* Your goal: Please give the listing again in its entirety, exactly as written.
--- start Provided data ---
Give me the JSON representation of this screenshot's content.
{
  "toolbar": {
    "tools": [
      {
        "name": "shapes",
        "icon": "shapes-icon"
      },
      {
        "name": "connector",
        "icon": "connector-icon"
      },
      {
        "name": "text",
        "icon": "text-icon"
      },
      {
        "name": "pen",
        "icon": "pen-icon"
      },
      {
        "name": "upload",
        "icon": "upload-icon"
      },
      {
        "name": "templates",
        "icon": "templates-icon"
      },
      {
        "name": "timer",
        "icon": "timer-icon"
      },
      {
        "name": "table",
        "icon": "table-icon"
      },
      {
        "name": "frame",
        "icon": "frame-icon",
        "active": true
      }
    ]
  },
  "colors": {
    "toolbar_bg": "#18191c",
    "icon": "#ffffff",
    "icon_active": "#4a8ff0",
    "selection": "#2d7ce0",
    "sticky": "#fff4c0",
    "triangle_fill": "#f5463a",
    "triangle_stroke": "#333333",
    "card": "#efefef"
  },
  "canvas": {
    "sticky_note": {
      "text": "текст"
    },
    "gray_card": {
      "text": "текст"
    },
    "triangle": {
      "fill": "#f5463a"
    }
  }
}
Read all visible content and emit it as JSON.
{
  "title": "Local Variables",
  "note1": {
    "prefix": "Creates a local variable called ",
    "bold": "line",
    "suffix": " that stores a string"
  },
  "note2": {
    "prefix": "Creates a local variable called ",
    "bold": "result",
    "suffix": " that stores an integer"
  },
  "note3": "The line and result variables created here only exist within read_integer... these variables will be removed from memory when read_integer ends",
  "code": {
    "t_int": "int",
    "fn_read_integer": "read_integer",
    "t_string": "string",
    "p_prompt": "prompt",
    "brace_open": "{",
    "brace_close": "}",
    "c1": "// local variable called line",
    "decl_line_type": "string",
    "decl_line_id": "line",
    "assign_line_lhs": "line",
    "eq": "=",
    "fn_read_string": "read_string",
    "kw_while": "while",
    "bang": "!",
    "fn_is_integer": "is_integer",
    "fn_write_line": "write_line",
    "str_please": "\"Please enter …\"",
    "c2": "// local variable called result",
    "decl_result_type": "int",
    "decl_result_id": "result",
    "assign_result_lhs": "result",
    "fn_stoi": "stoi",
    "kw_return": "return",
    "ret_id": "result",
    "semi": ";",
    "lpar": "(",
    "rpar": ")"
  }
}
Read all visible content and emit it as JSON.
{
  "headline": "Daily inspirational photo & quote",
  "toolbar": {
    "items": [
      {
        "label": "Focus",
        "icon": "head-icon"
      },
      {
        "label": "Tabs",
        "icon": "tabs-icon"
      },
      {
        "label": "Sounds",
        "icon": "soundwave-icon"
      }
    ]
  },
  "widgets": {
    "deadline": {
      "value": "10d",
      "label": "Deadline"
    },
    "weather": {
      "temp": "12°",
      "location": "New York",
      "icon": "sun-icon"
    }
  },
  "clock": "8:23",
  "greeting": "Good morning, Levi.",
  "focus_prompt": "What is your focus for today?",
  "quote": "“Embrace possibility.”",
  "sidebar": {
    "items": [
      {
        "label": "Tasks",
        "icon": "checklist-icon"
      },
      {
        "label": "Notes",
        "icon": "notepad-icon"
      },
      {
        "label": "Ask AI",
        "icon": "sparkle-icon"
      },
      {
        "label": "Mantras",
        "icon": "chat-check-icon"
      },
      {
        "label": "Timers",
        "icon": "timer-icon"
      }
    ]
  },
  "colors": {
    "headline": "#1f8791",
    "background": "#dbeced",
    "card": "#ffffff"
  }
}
--- end Provided data ---
* The solution:
Give me the JSON representation of this screenshot's content.
{
  "toolbar": {
    "tools": [
      {
        "name": "shapes",
        "icon": "shapes-icon"
      },
      {
        "name": "connector",
        "icon": "connector-icon"
      },
      {
        "name": "text",
        "icon": "text-icon"
      },
      {
        "name": "pen",
        "icon": "pen-icon"
      },
      {
        "name": "upload",
        "icon": "upload-icon"
      },
      {
        "name": "templates",
        "icon": "templates-icon"
      },
      {
        "name": "timer",
        "icon": "timer-icon"
      },
      {
        "name": "table",
        "icon": "table-icon"
      },
      {
        "name": "frame",
        "icon": "frame-icon",
        "active": true
      }
    ]
  },
  "colors": {
    "toolbar_bg": "#18191c",
    "icon": "#ffffff",
    "icon_active": "#4a8ff0",
    "selection": "#2d7ce0",
    "sticky": "#fff4c0",
    "triangle_fill": "#f5463a",
    "triangle_stroke": "#333333",
    "card": "#efefef"
  },
  "canvas": {
    "sticky_note": {
      "text": "текст"
    },
    "gray_card": {
      "text": "текст"
    },
    "triangle": {
      "fill": "#f5463a"
    }
  }
}
Read all visible content and emit it as JSON.
{
  "title": "Local Variables",
  "note1": {
    "prefix": "Creates a local variable called ",
    "bold": "line",
    "suffix": " that stores a string"
  },
  "note2": {
    "prefix": "Creates a local variable called ",
    "bold": "result",
    "suffix": " that stores an integer"
  },
  "note3": "The line and result variables created here only exist within read_integer... these variables will be removed from memory when read_integer ends",
  "code": {
    "t_int": "int",
    "fn_read_integer": "read_integer",
    "t_string": "string",
    "p_prompt": "prompt",
    "brace_open": "{",
    "brace_close": "}",
    "c1": "// local variable called line",
    "decl_line_type": "string",
    "decl_line_id": "line",
    "assign_line_lhs": "line",
    "eq": "=",
    "fn_read_string": "read_string",
    "kw_while": "while",
    "bang": "!",
    "fn_is_integer": "is_integer",
    "fn_write_line": "write_line",
    "str_please": "\"Please enter …\"",
    "c2": "// local variable called result",
    "decl_result_type": "int",
    "decl_result_id": "result",
    "assign_result_lhs": "result",
    "fn_stoi": "stoi",
    "kw_return": "return",
    "ret_id": "result",
    "semi": ";",
    "lpar": "(",
    "rpar": ")"
  }
}
Read all visible content and emit it as JSON.
{
  "headline": "Daily inspirational photo & quote",
  "toolbar": {
    "items": [
      {
        "label": "Focus",
        "icon": "head-icon"
      },
      {
        "label": "Tabs",
        "icon": "tabs-icon"
      },
      {
        "label": "Sounds",
        "icon": "soundwave-icon"
      }
    ]
  },
  "widgets": {
    "deadline": {
      "value": "10d",
      "label": "Deadline"
    },
    "weather": {
      "temp": "12°",
      "location": "New York",
      "icon": "sun-icon"
    }
  },
  "clock": "8:23",
  "greeting": "Good morning, Levi.",
  "focus_prompt": "What is your focus for today?",
  "quote": "“Embrace possibility.”",
  "sidebar": {
    "items": [
      {
        "label": "Tasks",
        "icon": "checklist-icon"
      },
      {
        "label": "Notes",
        "icon": "notepad-icon"
      },
      {
        "label": "Ask AI",
        "icon": "sparkle-icon"
      },
      {
        "label": "Mantras",
        "icon": "chat-check-icon"
      },
      {
        "label": "Timers",
        "icon": "timer-icon"
      }
    ]
  },
  "colors": {
    "headline": "#1f8791",
    "background": "#dbeced",
    "card": "#ffffff"
  }
}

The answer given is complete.